**EXERCISE DETAILS**
Reproduce the passage below about the German offensive in Afghanistan word for word, in full.

**PROVIDED PASSAGE**
★ ★ ★ ★
For the first time since 1945, German soldiers and tanks have gone on the offensive.
Three hundred German panzergrenadiers, accompanied by new Marder tanks, provided support recently to nine hundred Afghan troops in Operation Adler (Eagle) in Kunduz province in northern Afghanistan.
The timing and aim of the 11-day offensive, which ended last Friday, coincided with those of Germany’s American and other NATO allies in Helmand province. The German attack was designed to clear a Taliban stronghold and secure the area for the upcoming Afghan national elections on August 20. Seventeen Taliban were reported killed in the operation, while the Afghan National Army suffered nine casualties.
The significance of the German offensive can hardly be overstated. Most notably, it signaled an end to Germany’s much-criticized and overly restrictive Rules of Engagement (ROE), which had relegated the country’s 4,500 troops in Afghanistan to the role of mere spectators. Before Operation Adler, the hands of German soldiers had been effectively tied in combat by these bureaucratic rules.
One of the more ludicrous restrictions, since eliminated, would not have been out of place in a Marx Brothers skit. When encountering a Taliban fighter, for instance, German soldiers were expected to yell, first in English: “United Nations! Stop, or I will fire!” This warning was to be followed by a version of the same words in Pashtu, the language of many Taliban. After this, a further warning had to be made in Dari, another language common in Afghanistan. This has been called Germany’s “shout before shooting” policy.
The Pashtu and Dari versions of the warning were listed in the seven-page booklet that every German soldier serving in Afghanistan was obliged to carry. It outlined what he could and could not do in combat. The ludicrous image of a soldier referring to a pamphlet in life-or-death combat situations led to the joke popular among Germany’s NATO allies: “How can you identify a German soldier? He is the corpse clutching a pocket guide.”
★ ★ ★ ★
**DATASET EXTRACT**
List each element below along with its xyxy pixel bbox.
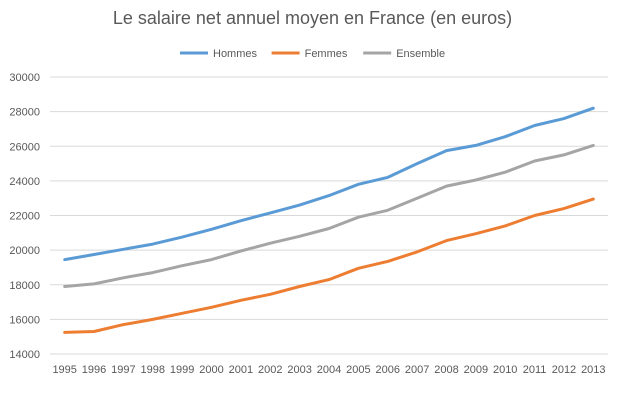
★ ★ ★ ★
**FULL ANSWER**
For the first time since 1945, German soldiers and tanks have gone on the offensive.
Three hundred German panzergrenadiers, accompanied by new Marder tanks, provided support recently to nine hundred Afghan troops in Operation Adler (Eagle) in Kunduz province in northern Afghanistan.
The timing and aim of the 11-day offensive, which ended last Friday, coincided with those of Germany’s American and other NATO allies in Helmand province. The German attack was designed to clear a Taliban stronghold and secure the area for the upcoming Afghan national elections on August 20. Seventeen Taliban were reported killed in the operation, while the Afghan National Army suffered nine casualties.
The significance of the German offensive can hardly be overstated. Most notably, it signaled an end to Germany’s much-criticized and overly restrictive Rules of Engagement (ROE), which had relegated the country’s 4,500 troops in Afghanistan to the role of mere spectators. Before Operation Adler, the hands of German soldiers had been effectively tied in combat by these bureaucratic rules.
One of the more ludicrous restrictions, since eliminated, would not have been out of place in a Marx Brothers skit. When encountering a Taliban fighter, for instance, German soldiers were expected to yell, first in English: “United Nations! Stop, or I will fire!” This warning was to be followed by a version of the same words in Pashtu, the language of many Taliban. After this, a further warning had to be made in Dari, another language common in Afghanistan. This has been called Germany’s “shout before shooting” policy.
The Pashtu and Dari versions of the warning were listed in the seven-page booklet that every German soldier serving in Afghanistan was obliged to carry. It outlined what he could and could not do in combat. The ludicrous image of a soldier referring to a pamphlet in life-or-death combat situations led to the joke popular among Germany’s NATO allies: “How can you identify a German soldier? He is the corpse clutching a pocket guide.”